(Short exercise):
Show only lines that include "right".

(Raw records)
#####

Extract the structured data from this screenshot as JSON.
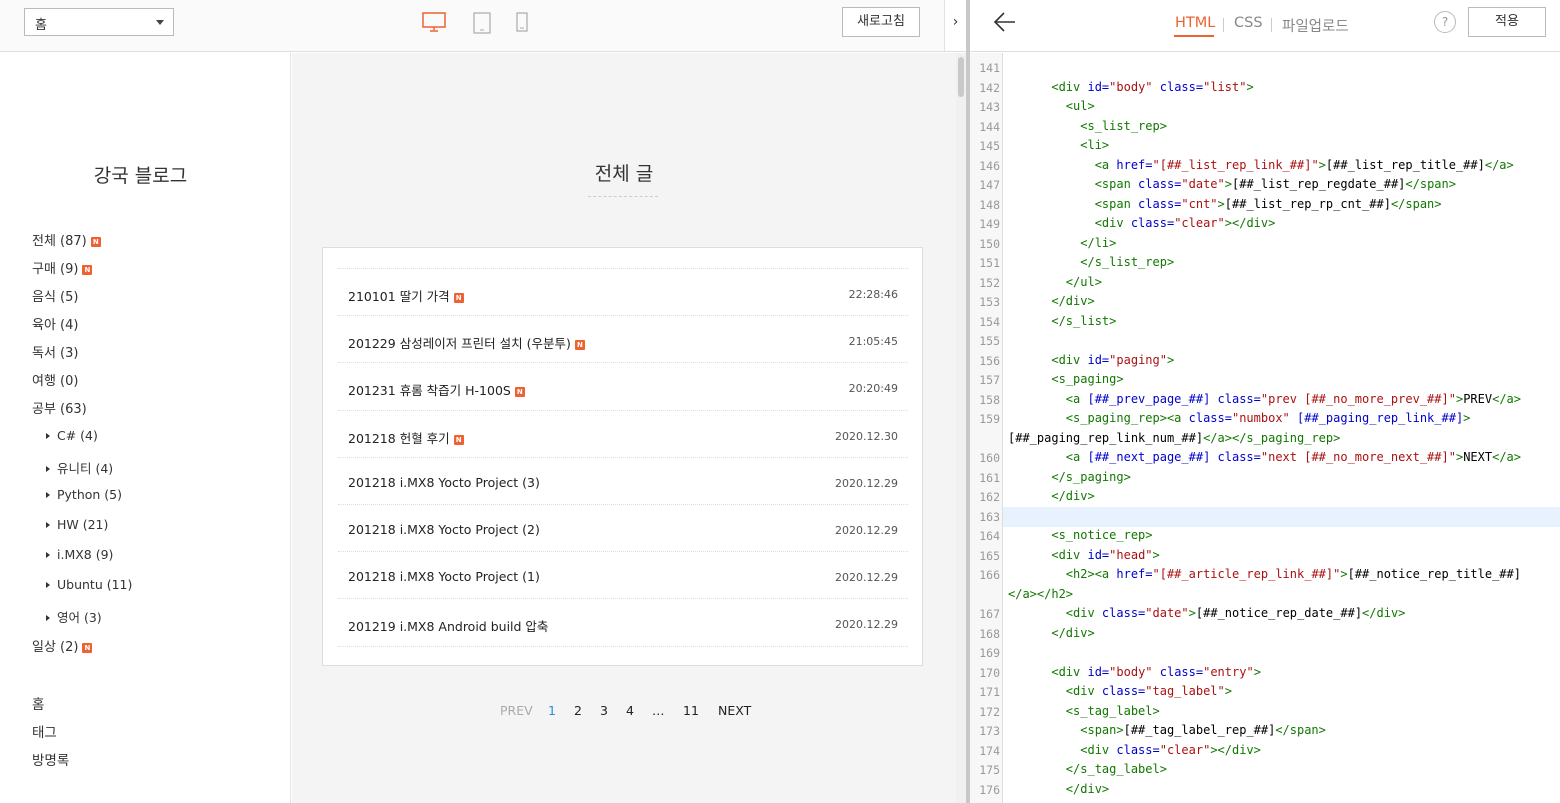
{
  "toolbar": {
    "page_select": "홈",
    "refresh_label": "새로고침",
    "collapse_label": "›"
  },
  "blog": {
    "title": "강국 블로그",
    "categories": [
      {
        "label": "전체 (87)",
        "new": true
      },
      {
        "label": "구매 (9)",
        "new": true
      },
      {
        "label": "음식 (5)",
        "new": false
      },
      {
        "label": "육아 (4)",
        "new": false
      },
      {
        "label": "독서 (3)",
        "new": false
      },
      {
        "label": "여행 (0)",
        "new": false
      },
      {
        "label": "공부 (63)",
        "new": false
      },
      {
        "label": "C# (4)",
        "new": false,
        "sub": true
      },
      {
        "label": "유니티 (4)",
        "new": false,
        "sub": true
      },
      {
        "label": "Python (5)",
        "new": false,
        "sub": true
      },
      {
        "label": "HW (21)",
        "new": false,
        "sub": true
      },
      {
        "label": "i.MX8 (9)",
        "new": false,
        "sub": true
      },
      {
        "label": "Ubuntu (11)",
        "new": false,
        "sub": true
      },
      {
        "label": "영어 (3)",
        "new": false,
        "sub": true
      },
      {
        "label": "일상 (2)",
        "new": true
      }
    ],
    "nav": [
      "홈",
      "태그",
      "방명록"
    ],
    "new_badge": "N",
    "main_title": "전체 글",
    "posts": [
      {
        "title": "210101 딸기 가격",
        "date": "22:28:46",
        "new": true
      },
      {
        "title": "201229 삼성레이저 프린터 설치 (우분투)",
        "date": "21:05:45",
        "new": true
      },
      {
        "title": "201231 휴롬 착즙기 H-100S",
        "date": "20:20:49",
        "new": true
      },
      {
        "title": "201218 헌혈 후기",
        "date": "2020.12.30",
        "new": true
      },
      {
        "title": "201218 i.MX8 Yocto Project (3)",
        "date": "2020.12.29",
        "new": false
      },
      {
        "title": "201218 i.MX8 Yocto Project (2)",
        "date": "2020.12.29",
        "new": false
      },
      {
        "title": "201218 i.MX8 Yocto Project (1)",
        "date": "2020.12.29",
        "new": false
      },
      {
        "title": "201219 i.MX8 Android build 압축",
        "date": "2020.12.29",
        "new": false
      }
    ],
    "paging": {
      "prev": "PREV",
      "pages": [
        "1",
        "2",
        "3",
        "4",
        "…",
        "11"
      ],
      "current": "1",
      "next": "NEXT"
    }
  },
  "editor": {
    "tabs": [
      "HTML",
      "CSS",
      "파일업로드"
    ],
    "active_tab": "HTML",
    "help_label": "?",
    "apply_label": "적용",
    "highlighted_line": "163",
    "code_lines": [
      {
        "n": "141",
        "parts": []
      },
      {
        "n": "142",
        "parts": [
          [
            "t",
            "      <div "
          ],
          [
            "a",
            "id="
          ],
          [
            "s",
            "\"body\""
          ],
          [
            "a",
            " class="
          ],
          [
            "s",
            "\"list\""
          ],
          [
            "t",
            ">"
          ]
        ]
      },
      {
        "n": "143",
        "parts": [
          [
            "t",
            "        <ul>"
          ]
        ]
      },
      {
        "n": "144",
        "parts": [
          [
            "t",
            "          <s_list_rep>"
          ]
        ]
      },
      {
        "n": "145",
        "parts": [
          [
            "t",
            "          <li>"
          ]
        ]
      },
      {
        "n": "146",
        "parts": [
          [
            "t",
            "            <a "
          ],
          [
            "a",
            "href="
          ],
          [
            "s",
            "\"[##_list_rep_link_##]\""
          ],
          [
            "t",
            ">"
          ],
          [
            "x",
            "[##_list_rep_title_##]"
          ],
          [
            "t",
            "</a>"
          ]
        ]
      },
      {
        "n": "147",
        "parts": [
          [
            "t",
            "            <span "
          ],
          [
            "a",
            "class="
          ],
          [
            "s",
            "\"date\""
          ],
          [
            "t",
            ">"
          ],
          [
            "x",
            "[##_list_rep_regdate_##]"
          ],
          [
            "t",
            "</span>"
          ]
        ]
      },
      {
        "n": "148",
        "parts": [
          [
            "t",
            "            <span "
          ],
          [
            "a",
            "class="
          ],
          [
            "s",
            "\"cnt\""
          ],
          [
            "t",
            ">"
          ],
          [
            "x",
            "[##_list_rep_rp_cnt_##]"
          ],
          [
            "t",
            "</span>"
          ]
        ]
      },
      {
        "n": "149",
        "parts": [
          [
            "t",
            "            <div "
          ],
          [
            "a",
            "class="
          ],
          [
            "s",
            "\"clear\""
          ],
          [
            "t",
            "></div>"
          ]
        ]
      },
      {
        "n": "150",
        "parts": [
          [
            "t",
            "          </li>"
          ]
        ]
      },
      {
        "n": "151",
        "parts": [
          [
            "t",
            "          </s_list_rep>"
          ]
        ]
      },
      {
        "n": "152",
        "parts": [
          [
            "t",
            "        </ul>"
          ]
        ]
      },
      {
        "n": "153",
        "parts": [
          [
            "t",
            "      </div>"
          ]
        ]
      },
      {
        "n": "154",
        "parts": [
          [
            "t",
            "      </s_list>"
          ]
        ]
      },
      {
        "n": "155",
        "parts": []
      },
      {
        "n": "156",
        "parts": [
          [
            "t",
            "      <div "
          ],
          [
            "a",
            "id="
          ],
          [
            "s",
            "\"paging\""
          ],
          [
            "t",
            ">"
          ]
        ]
      },
      {
        "n": "157",
        "parts": [
          [
            "t",
            "      <s_paging>"
          ]
        ]
      },
      {
        "n": "158",
        "parts": [
          [
            "t",
            "        <a "
          ],
          [
            "a",
            "[##_prev_page_##] class="
          ],
          [
            "s",
            "\"prev [##_no_more_prev_##]\""
          ],
          [
            "t",
            ">"
          ],
          [
            "x",
            "PREV"
          ],
          [
            "t",
            "</a>"
          ]
        ]
      },
      {
        "n": "159",
        "parts": [
          [
            "t",
            "        <s_paging_rep><a "
          ],
          [
            "a",
            "class="
          ],
          [
            "s",
            "\"numbox\""
          ],
          [
            "a",
            " [##_paging_rep_link_##]"
          ],
          [
            "t",
            ">"
          ]
        ]
      },
      {
        "n": "",
        "parts": [
          [
            "x",
            "[##_paging_rep_link_num_##]"
          ],
          [
            "t",
            "</a></s_paging_rep>"
          ]
        ]
      },
      {
        "n": "160",
        "parts": [
          [
            "t",
            "        <a "
          ],
          [
            "a",
            "[##_next_page_##] class="
          ],
          [
            "s",
            "\"next [##_no_more_next_##]\""
          ],
          [
            "t",
            ">"
          ],
          [
            "x",
            "NEXT"
          ],
          [
            "t",
            "</a>"
          ]
        ]
      },
      {
        "n": "161",
        "parts": [
          [
            "t",
            "      </s_paging>"
          ]
        ]
      },
      {
        "n": "162",
        "parts": [
          [
            "t",
            "      </div>"
          ]
        ]
      },
      {
        "n": "163",
        "parts": []
      },
      {
        "n": "164",
        "parts": [
          [
            "t",
            "      <s_notice_rep>"
          ]
        ]
      },
      {
        "n": "165",
        "parts": [
          [
            "t",
            "      <div "
          ],
          [
            "a",
            "id="
          ],
          [
            "s",
            "\"head\""
          ],
          [
            "t",
            ">"
          ]
        ]
      },
      {
        "n": "166",
        "parts": [
          [
            "t",
            "        <h2><a "
          ],
          [
            "a",
            "href="
          ],
          [
            "s",
            "\"[##_article_rep_link_##]\""
          ],
          [
            "t",
            ">"
          ],
          [
            "x",
            "[##_notice_rep_title_##]"
          ]
        ]
      },
      {
        "n": "",
        "parts": [
          [
            "t",
            "</a></h2>"
          ]
        ]
      },
      {
        "n": "167",
        "parts": [
          [
            "t",
            "        <div "
          ],
          [
            "a",
            "class="
          ],
          [
            "s",
            "\"date\""
          ],
          [
            "t",
            ">"
          ],
          [
            "x",
            "[##_notice_rep_date_##]"
          ],
          [
            "t",
            "</div>"
          ]
        ]
      },
      {
        "n": "168",
        "parts": [
          [
            "t",
            "      </div>"
          ]
        ]
      },
      {
        "n": "169",
        "parts": []
      },
      {
        "n": "170",
        "parts": [
          [
            "t",
            "      <div "
          ],
          [
            "a",
            "id="
          ],
          [
            "s",
            "\"body\""
          ],
          [
            "a",
            " class="
          ],
          [
            "s",
            "\"entry\""
          ],
          [
            "t",
            ">"
          ]
        ]
      },
      {
        "n": "171",
        "parts": [
          [
            "t",
            "        <div "
          ],
          [
            "a",
            "class="
          ],
          [
            "s",
            "\"tag_label\""
          ],
          [
            "t",
            ">"
          ]
        ]
      },
      {
        "n": "172",
        "parts": [
          [
            "t",
            "        <s_tag_label>"
          ]
        ]
      },
      {
        "n": "173",
        "parts": [
          [
            "t",
            "          <span>"
          ],
          [
            "x",
            "[##_tag_label_rep_##]"
          ],
          [
            "t",
            "</span>"
          ]
        ]
      },
      {
        "n": "174",
        "parts": [
          [
            "t",
            "          <div "
          ],
          [
            "a",
            "class="
          ],
          [
            "s",
            "\"clear\""
          ],
          [
            "t",
            "></div>"
          ]
        ]
      },
      {
        "n": "175",
        "parts": [
          [
            "t",
            "        </s_tag_label>"
          ]
        ]
      },
      {
        "n": "176",
        "parts": [
          [
            "t",
            "        </div>"
          ]
        ]
      }
    ]
  },
  "colors": {
    "accent": "#ee6231",
    "current_page": "#2a8fd6",
    "code_tag": "#117700",
    "code_attr": "#0000cc",
    "code_string": "#aa1111"
  },
  "icons": [
    "chevron-down-icon",
    "desktop-icon",
    "tablet-icon",
    "mobile-icon",
    "chevron-right-icon",
    "back-arrow-icon",
    "help-icon",
    "triangle-right-icon",
    "new-badge-icon"
  ]
}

#####

(Task answer):
    "chevron-right-icon",
    "triangle-right-icon",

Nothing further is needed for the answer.